▸ Directions for this task: Each line holding the word "JSON" counts once; give the total and nothing more.

▸ Data entries for graphics:
=====
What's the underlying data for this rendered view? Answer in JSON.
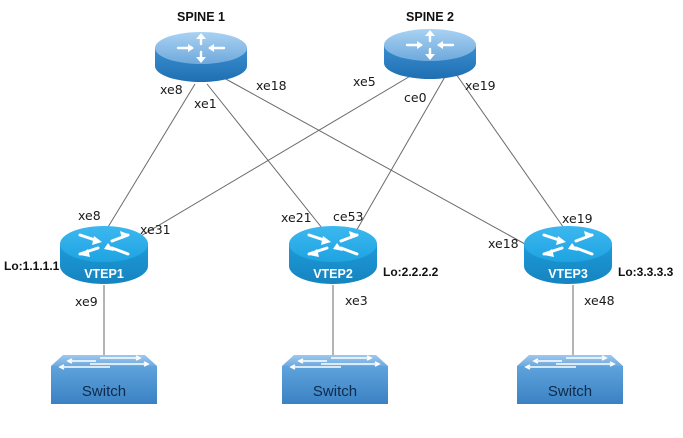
{
  "diagram": {
    "spines": [
      {
        "id": "spine1",
        "title": "SPINE 1"
      },
      {
        "id": "spine2",
        "title": "SPINE 2"
      }
    ],
    "vteps": [
      {
        "id": "vtep1",
        "name": "VTEP1",
        "loopback": "Lo:1.1.1.1"
      },
      {
        "id": "vtep2",
        "name": "VTEP2",
        "loopback": "Lo:2.2.2.2"
      },
      {
        "id": "vtep3",
        "name": "VTEP3",
        "loopback": "Lo:3.3.3.3"
      }
    ],
    "switches": [
      {
        "id": "switch1",
        "label": "Switch"
      },
      {
        "id": "switch2",
        "label": "Switch"
      },
      {
        "id": "switch3",
        "label": "Switch"
      }
    ],
    "links": [
      {
        "from": "spine1",
        "to": "vtep1",
        "from_port": "xe8",
        "to_port": "xe8"
      },
      {
        "from": "spine1",
        "to": "vtep2",
        "from_port": "xe1",
        "to_port": "xe21"
      },
      {
        "from": "spine1",
        "to": "vtep3",
        "from_port": "xe18",
        "to_port": "xe18"
      },
      {
        "from": "spine2",
        "to": "vtep1",
        "from_port": "xe5",
        "to_port": "xe31"
      },
      {
        "from": "spine2",
        "to": "vtep2",
        "from_port": "ce0",
        "to_port": "ce53"
      },
      {
        "from": "spine2",
        "to": "vtep3",
        "from_port": "xe19",
        "to_port": "xe19"
      },
      {
        "from": "vtep1",
        "to": "switch1",
        "from_port": "xe9",
        "to_port": ""
      },
      {
        "from": "vtep2",
        "to": "switch2",
        "from_port": "xe3",
        "to_port": ""
      },
      {
        "from": "vtep3",
        "to": "switch3",
        "from_port": "xe48",
        "to_port": ""
      }
    ],
    "colors": {
      "spine_top": "#8cbfe8",
      "spine_body": "#2a7fc4",
      "vtep_top": "#29a9e6",
      "vtep_body": "#1a93d2",
      "switch_top": "#7fb6e6",
      "switch_body": "#4f95d4",
      "link": "#6a6a6a"
    }
  }
}
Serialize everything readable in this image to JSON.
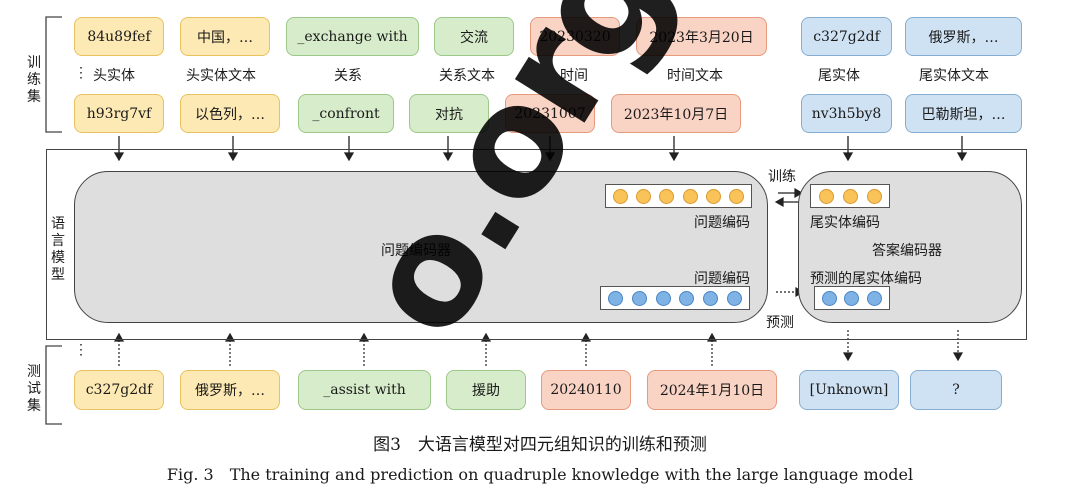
{
  "side_labels": {
    "train_set": "训练集",
    "language_model": "语言模型",
    "test_set": "测试集"
  },
  "train_top": [
    "84u89fef",
    "中国，…",
    "_exchange with",
    "交流",
    "20230320",
    "2023年3月20日",
    "c327g2df",
    "俄罗斯，…"
  ],
  "headers": [
    "头实体",
    "头实体文本",
    "关系",
    "关系文本",
    "时间",
    "时间文本",
    "尾实体",
    "尾实体文本"
  ],
  "ellipsis": "⋮",
  "train_bottom": [
    "h93rg7vf",
    "以色列，…",
    "_confront",
    "对抗",
    "20231007",
    "2023年10月7日",
    "nv3h5by8",
    "巴勒斯坦，…"
  ],
  "test_row": [
    "c327g2df",
    "俄罗斯，…",
    "_assist with",
    "援助",
    "20240110",
    "2024年1月10日",
    "[Unknown]",
    "?"
  ],
  "model": {
    "question_encoder": "问题编码器",
    "question_encoding_top": "问题编码",
    "question_encoding_bottom": "问题编码",
    "answer_encoder": "答案编码器",
    "tail_entity_encoding": "尾实体编码",
    "predicted_tail_encoding": "预测的尾实体编码",
    "train": "训练",
    "predict": "预测"
  },
  "caption": {
    "zh": "图3　大语言模型对四元组知识的训练和预测",
    "en": "Fig. 3　The training and prediction on quadruple knowledge with the large language model"
  },
  "watermark": "o.org.cn",
  "colors": {
    "entity": "#fde9b3",
    "relation": "#d7ecca",
    "time": "#f9d3c4",
    "tail": "#cfe2f3",
    "model_fill": "#dedede"
  }
}
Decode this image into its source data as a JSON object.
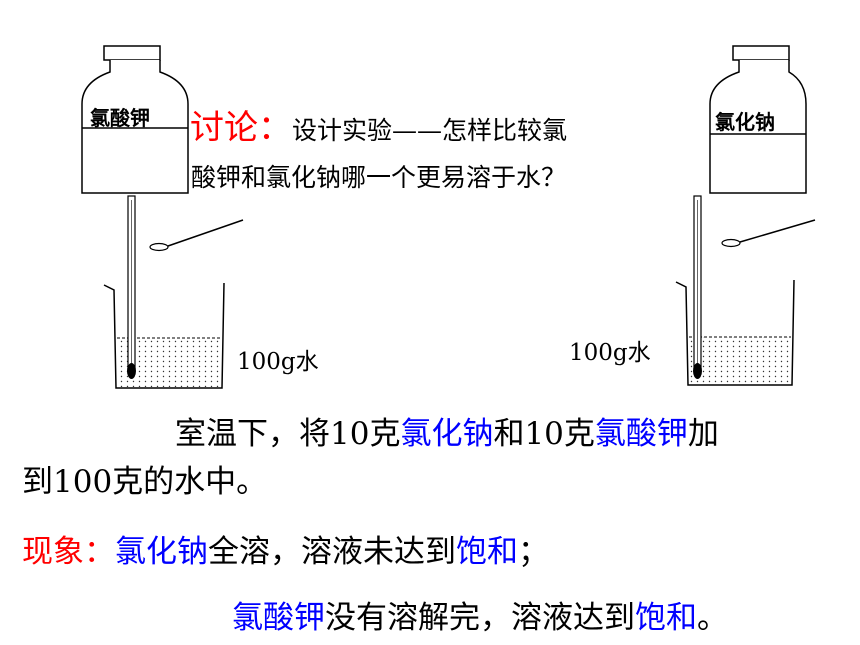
{
  "left_bottle_label": "氯酸钾",
  "right_bottle_label": "氯化钠",
  "discussion": {
    "heading": "讨论：",
    "line1": "设计实验——怎样比较氯",
    "line2": "酸钾和氯化钠哪一个更易溶于水？"
  },
  "left_water_label": "100g水",
  "right_water_label": "100g水",
  "paragraph": {
    "p1": "室温下，将10克",
    "nacl": "氯化钠",
    "p2": "和10克",
    "kclo3": "氯酸钾",
    "p3": "加",
    "line2": "到100克的水中。"
  },
  "phenomenon": {
    "label": "现象：",
    "nacl": "氯化钠",
    "t1": "全溶，溶液未达到",
    "saturated": "饱和",
    "t1_end": "；",
    "kclo3": "氯酸钾",
    "t2": "没有溶解完，溶液达到",
    "saturated2": "饱和",
    "t2_end": "。"
  },
  "colors": {
    "red": "#ff0000",
    "blue": "#0000ff",
    "black": "#000000"
  }
}
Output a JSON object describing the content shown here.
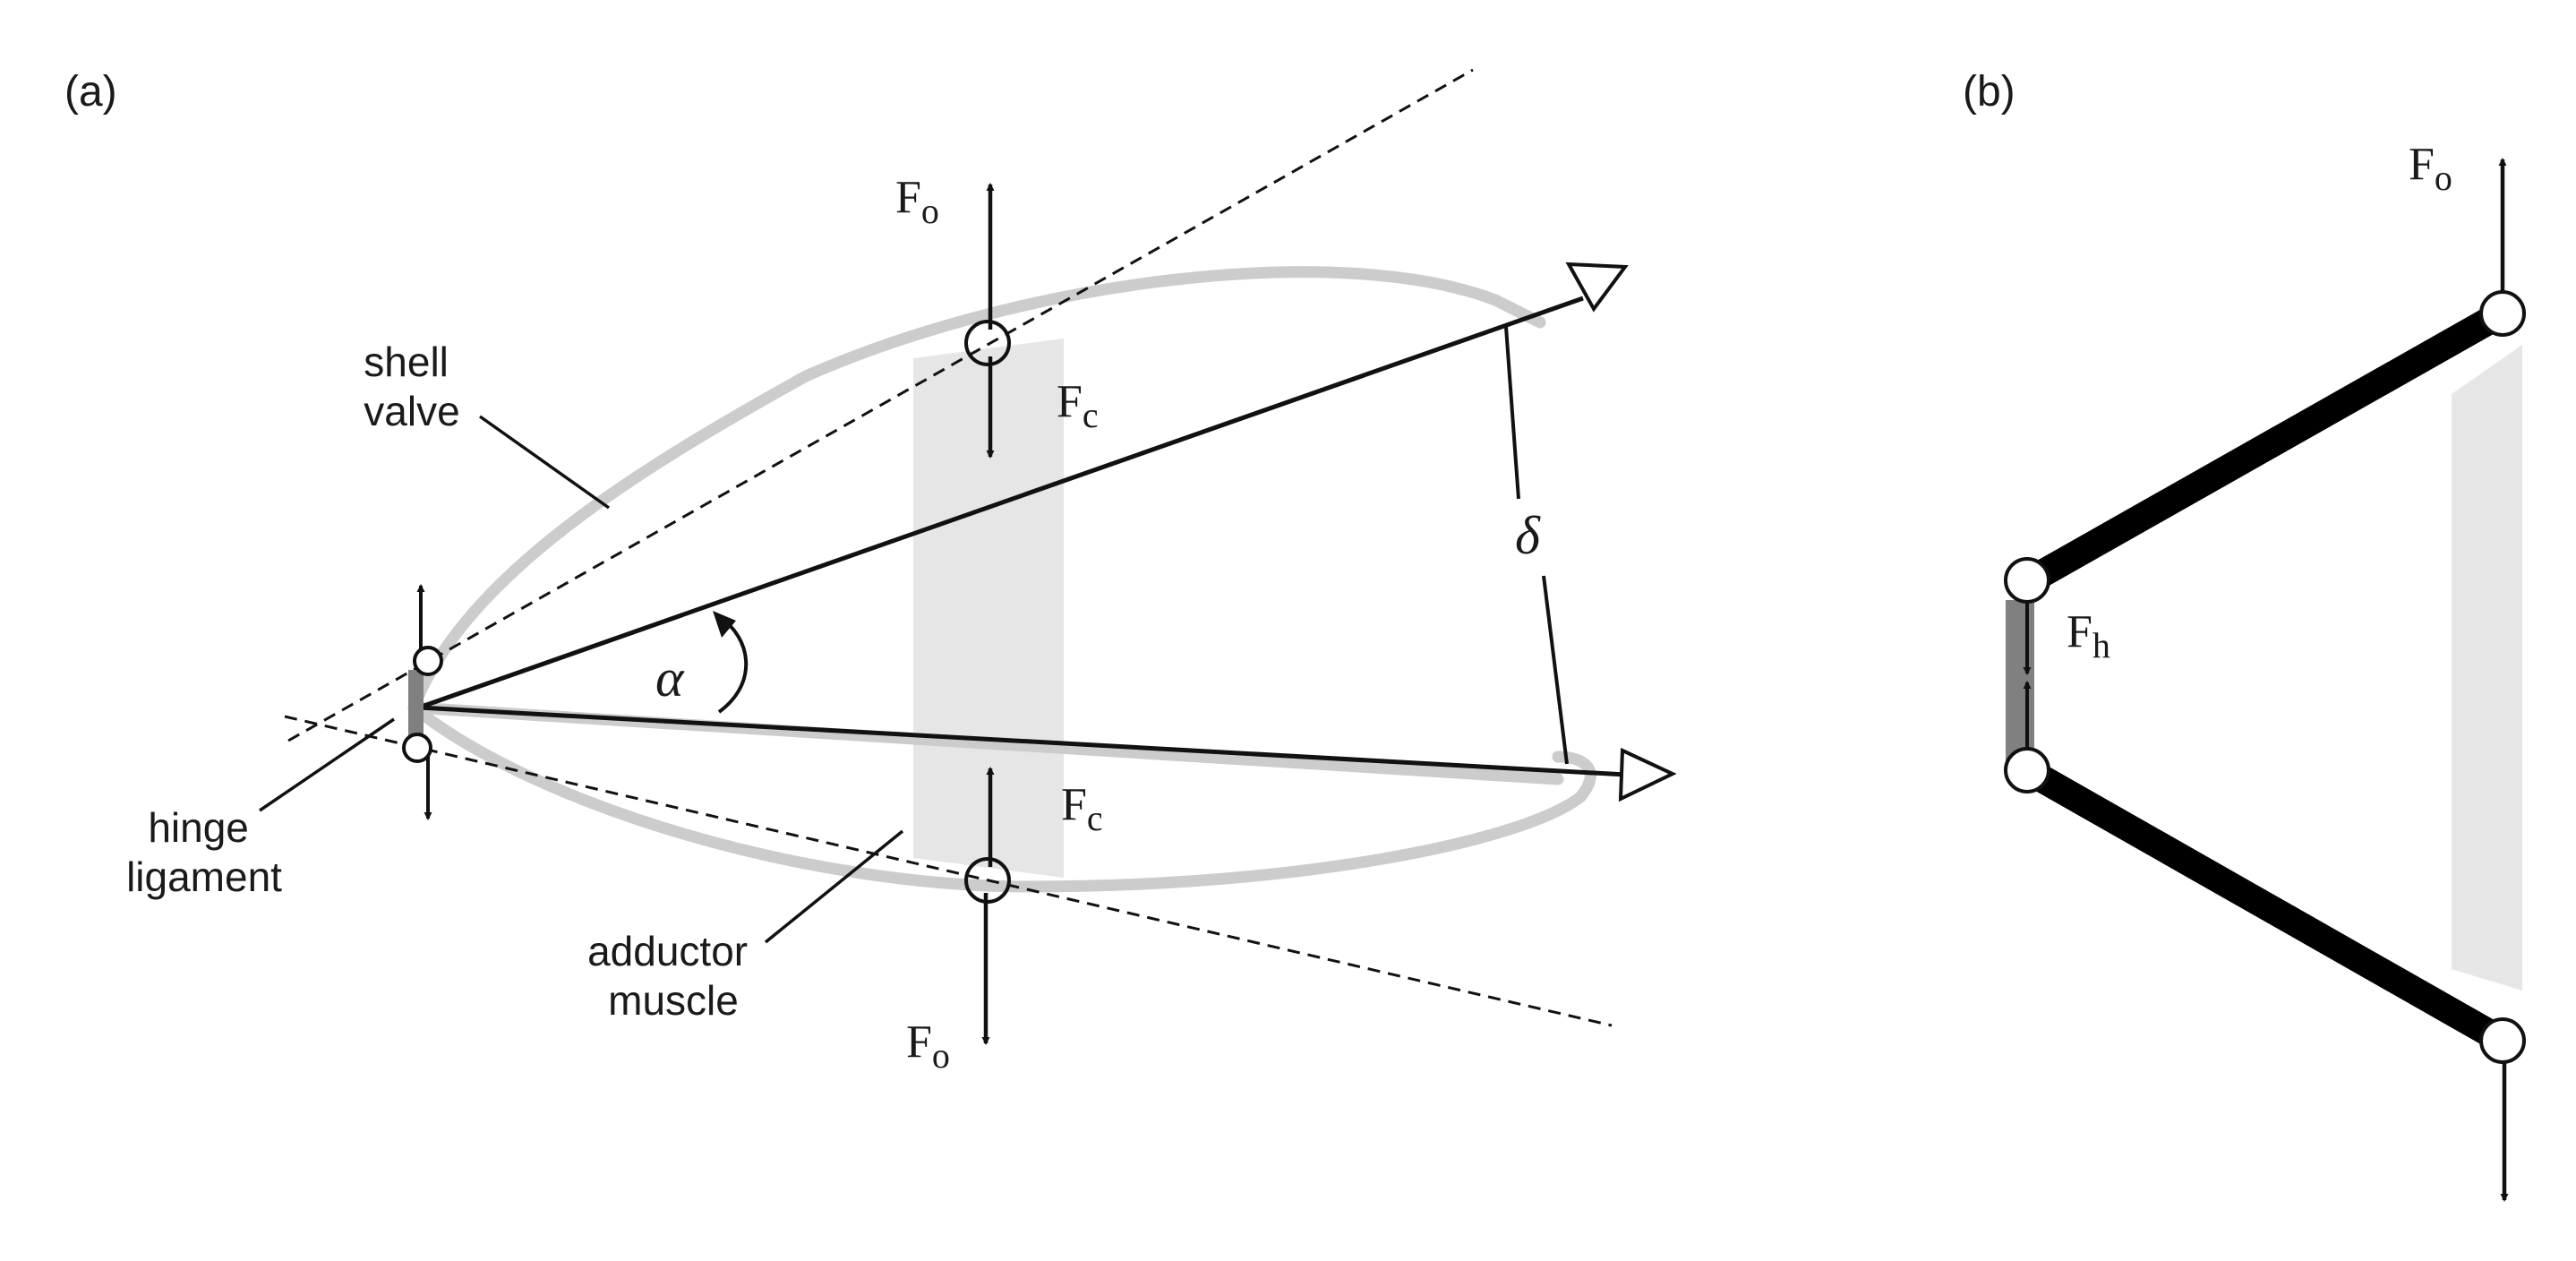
{
  "panels": {
    "a": {
      "label": "(a)",
      "callouts": {
        "shell_valve": [
          "shell",
          "valve"
        ],
        "hinge_ligament": [
          "hinge",
          "ligament"
        ],
        "adductor_muscle": [
          "adductor",
          "muscle"
        ]
      },
      "forces": {
        "opening_top": {
          "main": "F",
          "sub": "o"
        },
        "closing_top": {
          "main": "F",
          "sub": "c"
        },
        "closing_bottom": {
          "main": "F",
          "sub": "c"
        },
        "opening_bottom": {
          "main": "F",
          "sub": "o"
        }
      },
      "angle_symbol": "α",
      "gap_symbol": "δ"
    },
    "b": {
      "label": "(b)",
      "forces": {
        "opening": {
          "main": "F",
          "sub": "o"
        },
        "hinge": {
          "main": "F",
          "sub": "h"
        }
      }
    }
  },
  "colors": {
    "ink": "#111111",
    "shell_outline": "#cccccc",
    "muscle": "#e6e6e6",
    "hinge_ligament": "#808080"
  }
}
=====
▸ Written solution: 4